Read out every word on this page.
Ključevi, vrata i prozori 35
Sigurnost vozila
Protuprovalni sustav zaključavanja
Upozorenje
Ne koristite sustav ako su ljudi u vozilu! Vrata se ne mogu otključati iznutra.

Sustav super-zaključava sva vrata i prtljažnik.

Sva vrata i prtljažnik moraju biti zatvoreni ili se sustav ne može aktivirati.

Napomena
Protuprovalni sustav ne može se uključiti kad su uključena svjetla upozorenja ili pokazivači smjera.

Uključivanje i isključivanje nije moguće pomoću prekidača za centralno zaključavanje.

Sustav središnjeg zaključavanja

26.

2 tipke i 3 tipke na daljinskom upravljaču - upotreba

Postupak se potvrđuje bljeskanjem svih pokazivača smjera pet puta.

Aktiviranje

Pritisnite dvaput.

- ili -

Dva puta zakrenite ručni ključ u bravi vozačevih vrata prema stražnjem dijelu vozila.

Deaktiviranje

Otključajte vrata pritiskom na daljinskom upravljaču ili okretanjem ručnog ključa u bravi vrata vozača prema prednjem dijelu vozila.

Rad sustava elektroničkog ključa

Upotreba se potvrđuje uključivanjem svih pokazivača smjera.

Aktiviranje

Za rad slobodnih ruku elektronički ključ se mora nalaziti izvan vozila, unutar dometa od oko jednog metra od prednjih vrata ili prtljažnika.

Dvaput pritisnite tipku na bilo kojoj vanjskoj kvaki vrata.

○ ○ ○ ○

Reproduce the records above exactly as they appear.

Read out every word on this page.
Ključevi, vrata i prozori 35
Sigurnost vozila
Protuprovalni sustav zaključavanja
Upozorenje
Ne koristite sustav ako su ljudi u vozilu! Vrata se ne mogu otključati iznutra.

Sustav super-zaključava sva vrata i prtljažnik.

Sva vrata i prtljažnik moraju biti zatvoreni ili se sustav ne može aktivirati.

Napomena
Protuprovalni sustav ne može se uključiti kad su uključena svjetla upozorenja ili pokazivači smjera.

Uključivanje i isključivanje nije moguće pomoću prekidača za centralno zaključavanje.

Sustav središnjeg zaključavanja

26.

2 tipke i 3 tipke na daljinskom upravljaču - upotreba

Postupak se potvrđuje bljeskanjem svih pokazivača smjera pet puta.

Aktiviranje

Pritisnite dvaput.

- ili -

Dva puta zakrenite ručni ključ u bravi vozačevih vrata prema stražnjem dijelu vozila.

Deaktiviranje

Otključajte vrata pritiskom na daljinskom upravljaču ili okretanjem ručnog ključa u bravi vrata vozača prema prednjem dijelu vozila.

Rad sustava elektroničkog ključa

Upotreba se potvrđuje uključivanjem svih pokazivača smjera.

Aktiviranje

Za rad slobodnih ruku elektronički ključ se mora nalaziti izvan vozila, unutar dometa od oko jednog metra od prednjih vrata ili prtljažnika.

Dvaput pritisnite tipku na bilo kojoj vanjskoj kvaki vrata.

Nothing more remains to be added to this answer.